Data records:
= = =
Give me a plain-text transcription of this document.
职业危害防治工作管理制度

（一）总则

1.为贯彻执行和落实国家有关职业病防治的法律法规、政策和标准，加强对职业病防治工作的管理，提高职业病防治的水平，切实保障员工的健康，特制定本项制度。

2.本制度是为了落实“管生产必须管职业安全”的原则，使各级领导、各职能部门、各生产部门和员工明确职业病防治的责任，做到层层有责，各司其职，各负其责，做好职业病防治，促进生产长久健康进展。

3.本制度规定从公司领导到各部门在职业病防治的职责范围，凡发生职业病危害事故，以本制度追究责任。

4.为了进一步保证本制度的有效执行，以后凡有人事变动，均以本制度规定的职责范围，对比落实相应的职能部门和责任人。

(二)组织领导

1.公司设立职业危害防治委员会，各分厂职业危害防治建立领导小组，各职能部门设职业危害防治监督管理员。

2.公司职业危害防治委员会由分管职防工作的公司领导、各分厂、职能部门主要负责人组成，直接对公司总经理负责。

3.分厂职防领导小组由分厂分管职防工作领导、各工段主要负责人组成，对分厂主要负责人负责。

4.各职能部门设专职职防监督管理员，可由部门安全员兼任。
= = =
THE PROBLEM:
The listing above must be transcribed exactly, line by line.

EXERCISE RESULT:
Give me a plain-text transcription of this document.
职业危害防治工作管理制度

（一）总则

1.为贯彻执行和落实国家有关职业病防治的法律法规、政策和标准，加强对职业病防治工作的管理，提高职业病防治的水平，切实保障员工的健康，特制定本项制度。

2.本制度是为了落实“管生产必须管职业安全”的原则，使各级领导、各职能部门、各生产部门和员工明确职业病防治的责任，做到层层有责，各司其职，各负其责，做好职业病防治，促进生产长久健康进展。

3.本制度规定从公司领导到各部门在职业病防治的职责范围，凡发生职业病危害事故，以本制度追究责任。

4.为了进一步保证本制度的有效执行，以后凡有人事变动，均以本制度规定的职责范围，对比落实相应的职能部门和责任人。

(二)组织领导

1.公司设立职业危害防治委员会，各分厂职业危害防治建立领导小组，各职能部门设职业危害防治监督管理员。

2.公司职业危害防治委员会由分管职防工作的公司领导、各分厂、职能部门主要负责人组成，直接对公司总经理负责。

3.分厂职防领导小组由分厂分管职防工作领导、各工段主要负责人组成，对分厂主要负责人负责。

4.各职能部门设专职职防监督管理员，可由部门安全员兼任。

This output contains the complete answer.